_What the task requires_. From the material below, pick out every line that contains the string "video" and copy each one in full. Case counts.

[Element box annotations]
■ ■ ■ ■
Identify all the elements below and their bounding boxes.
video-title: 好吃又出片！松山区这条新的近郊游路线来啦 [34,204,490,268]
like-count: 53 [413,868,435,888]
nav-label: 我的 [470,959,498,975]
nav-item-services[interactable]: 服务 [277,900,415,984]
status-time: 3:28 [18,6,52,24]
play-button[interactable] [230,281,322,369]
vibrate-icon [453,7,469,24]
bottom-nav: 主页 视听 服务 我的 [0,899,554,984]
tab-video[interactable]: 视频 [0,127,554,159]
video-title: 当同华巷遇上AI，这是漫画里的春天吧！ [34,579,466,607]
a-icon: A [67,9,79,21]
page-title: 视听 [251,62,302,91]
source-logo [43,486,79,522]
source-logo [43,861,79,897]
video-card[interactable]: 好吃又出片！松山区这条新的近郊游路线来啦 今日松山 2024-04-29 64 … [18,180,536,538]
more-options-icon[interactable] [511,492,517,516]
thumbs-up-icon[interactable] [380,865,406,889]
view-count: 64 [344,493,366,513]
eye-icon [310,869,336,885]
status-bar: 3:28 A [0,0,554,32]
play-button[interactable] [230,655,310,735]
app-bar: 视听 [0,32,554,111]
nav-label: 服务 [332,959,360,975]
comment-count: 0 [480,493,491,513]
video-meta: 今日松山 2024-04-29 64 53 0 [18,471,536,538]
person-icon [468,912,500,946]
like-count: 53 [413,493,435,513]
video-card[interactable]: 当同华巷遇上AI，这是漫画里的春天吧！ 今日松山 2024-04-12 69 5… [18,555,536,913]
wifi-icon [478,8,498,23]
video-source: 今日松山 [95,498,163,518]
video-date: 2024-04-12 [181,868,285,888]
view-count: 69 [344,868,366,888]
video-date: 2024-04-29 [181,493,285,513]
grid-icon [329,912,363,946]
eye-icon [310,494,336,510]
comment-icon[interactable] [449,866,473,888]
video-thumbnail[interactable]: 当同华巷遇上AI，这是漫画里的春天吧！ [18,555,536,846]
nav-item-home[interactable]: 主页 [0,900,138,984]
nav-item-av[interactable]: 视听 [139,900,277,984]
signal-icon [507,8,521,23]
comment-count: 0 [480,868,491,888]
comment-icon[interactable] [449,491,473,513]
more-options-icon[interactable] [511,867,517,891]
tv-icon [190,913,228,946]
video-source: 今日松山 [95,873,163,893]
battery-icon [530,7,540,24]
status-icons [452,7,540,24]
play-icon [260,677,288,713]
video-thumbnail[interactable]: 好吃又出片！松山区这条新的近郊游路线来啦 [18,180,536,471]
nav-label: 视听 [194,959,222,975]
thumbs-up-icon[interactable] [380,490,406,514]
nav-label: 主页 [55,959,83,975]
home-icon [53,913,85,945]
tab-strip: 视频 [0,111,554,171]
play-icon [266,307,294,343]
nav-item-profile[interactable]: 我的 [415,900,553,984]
■ ■ ■ ■
_Correct response_.
video-title: 好吃又出片！松山区这条新的近郊游路线来啦 [34,204,490,268]
tab-video[interactable]: 视频 [0,127,554,159]
video-title: 当同华巷遇上AI，这是漫画里的春天吧！ [34,579,466,607]
video-card[interactable]: 好吃又出片！松山区这条新的近郊游路线来啦 今日松山 2024-04-29 64 … [18,180,536,538]
video-meta: 今日松山 2024-04-29 64 53 0 [18,471,536,538]
video-card[interactable]: 当同华巷遇上AI，这是漫画里的春天吧！ 今日松山 2024-04-12 69 5… [18,555,536,913]
video-source: 今日松山 [95,498,163,518]
video-date: 2024-04-12 [181,868,285,888]
video-date: 2024-04-29 [181,493,285,513]
video-thumbnail[interactable]: 当同华巷遇上AI，这是漫画里的春天吧！ [18,555,536,846]
video-source: 今日松山 [95,873,163,893]
video-thumbnail[interactable]: 好吃又出片！松山区这条新的近郊游路线来啦 [18,180,536,471]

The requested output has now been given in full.